* BEGIN Raw data *
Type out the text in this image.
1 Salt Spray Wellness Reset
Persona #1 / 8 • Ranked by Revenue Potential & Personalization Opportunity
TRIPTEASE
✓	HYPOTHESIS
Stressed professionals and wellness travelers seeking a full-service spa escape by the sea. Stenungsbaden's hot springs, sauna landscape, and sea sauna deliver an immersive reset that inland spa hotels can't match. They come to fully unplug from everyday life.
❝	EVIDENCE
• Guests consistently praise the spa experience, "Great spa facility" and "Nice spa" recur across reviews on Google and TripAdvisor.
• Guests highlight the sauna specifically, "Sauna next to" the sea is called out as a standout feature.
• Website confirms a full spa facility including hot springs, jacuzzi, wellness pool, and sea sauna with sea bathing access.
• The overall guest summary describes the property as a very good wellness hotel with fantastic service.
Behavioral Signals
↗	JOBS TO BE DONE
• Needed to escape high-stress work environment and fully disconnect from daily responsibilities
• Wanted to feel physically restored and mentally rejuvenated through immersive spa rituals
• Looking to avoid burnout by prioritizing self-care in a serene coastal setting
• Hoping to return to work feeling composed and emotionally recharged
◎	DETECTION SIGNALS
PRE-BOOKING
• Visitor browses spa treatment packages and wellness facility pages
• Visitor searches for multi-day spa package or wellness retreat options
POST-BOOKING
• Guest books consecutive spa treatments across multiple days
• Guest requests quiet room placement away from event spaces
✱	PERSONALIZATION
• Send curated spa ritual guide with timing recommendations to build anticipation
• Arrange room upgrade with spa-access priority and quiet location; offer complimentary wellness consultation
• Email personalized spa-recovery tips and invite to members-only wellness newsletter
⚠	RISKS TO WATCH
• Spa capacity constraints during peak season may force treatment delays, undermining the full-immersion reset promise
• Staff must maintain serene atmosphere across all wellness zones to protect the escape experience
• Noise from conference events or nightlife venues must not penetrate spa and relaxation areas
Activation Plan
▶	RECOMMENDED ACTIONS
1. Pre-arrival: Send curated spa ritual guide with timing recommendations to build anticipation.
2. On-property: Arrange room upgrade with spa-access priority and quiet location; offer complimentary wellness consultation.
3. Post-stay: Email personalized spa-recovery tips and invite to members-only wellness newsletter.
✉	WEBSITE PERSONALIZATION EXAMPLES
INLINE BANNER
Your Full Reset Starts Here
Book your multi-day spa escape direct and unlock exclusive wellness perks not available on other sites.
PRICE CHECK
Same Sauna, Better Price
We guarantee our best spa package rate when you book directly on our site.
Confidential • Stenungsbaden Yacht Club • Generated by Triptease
* END Raw data *
What the exercise asks:
Every line above should be written out again exactly as it stands.

Answer in full:
Type out the text in this image.
1 Salt Spray Wellness Reset
Persona #1 / 8 • Ranked by Revenue Potential & Personalization Opportunity
TRIPTEASE
✓	HYPOTHESIS
Stressed professionals and wellness travelers seeking a full-service spa escape by the sea. Stenungsbaden's hot springs, sauna landscape, and sea sauna deliver an immersive reset that inland spa hotels can't match. They come to fully unplug from everyday life.
❝	EVIDENCE
• Guests consistently praise the spa experience, "Great spa facility" and "Nice spa" recur across reviews on Google and TripAdvisor.
• Guests highlight the sauna specifically, "Sauna next to" the sea is called out as a standout feature.
• Website confirms a full spa facility including hot springs, jacuzzi, wellness pool, and sea sauna with sea bathing access.
• The overall guest summary describes the property as a very good wellness hotel with fantastic service.
Behavioral Signals
↗	JOBS TO BE DONE
• Needed to escape high-stress work environment and fully disconnect from daily responsibilities
• Wanted to feel physically restored and mentally rejuvenated through immersive spa rituals
• Looking to avoid burnout by prioritizing self-care in a serene coastal setting
• Hoping to return to work feeling composed and emotionally recharged
◎	DETECTION SIGNALS
PRE-BOOKING
• Visitor browses spa treatment packages and wellness facility pages
• Visitor searches for multi-day spa package or wellness retreat options
POST-BOOKING
• Guest books consecutive spa treatments across multiple days
• Guest requests quiet room placement away from event spaces
✱	PERSONALIZATION
• Send curated spa ritual guide with timing recommendations to build anticipation
• Arrange room upgrade with spa-access priority and quiet location; offer complimentary wellness consultation
• Email personalized spa-recovery tips and invite to members-only wellness newsletter
⚠	RISKS TO WATCH
• Spa capacity constraints during peak season may force treatment delays, undermining the full-immersion reset promise
• Staff must maintain serene atmosphere across all wellness zones to protect the escape experience
• Noise from conference events or nightlife venues must not penetrate spa and relaxation areas
Activation Plan
▶	RECOMMENDED ACTIONS
1. Pre-arrival: Send curated spa ritual guide with timing recommendations to build anticipation.
2. On-property: Arrange room upgrade with spa-access priority and quiet location; offer complimentary wellness consultation.
3. Post-stay: Email personalized spa-recovery tips and invite to members-only wellness newsletter.
✉	WEBSITE PERSONALIZATION EXAMPLES
INLINE BANNER
Your Full Reset Starts Here
Book your multi-day spa escape direct and unlock exclusive wellness perks not available on other sites.
PRICE CHECK
Same Sauna, Better Price
We guarantee our best spa package rate when you book directly on our site.
Confidential • Stenungsbaden Yacht Club • Generated by Triptease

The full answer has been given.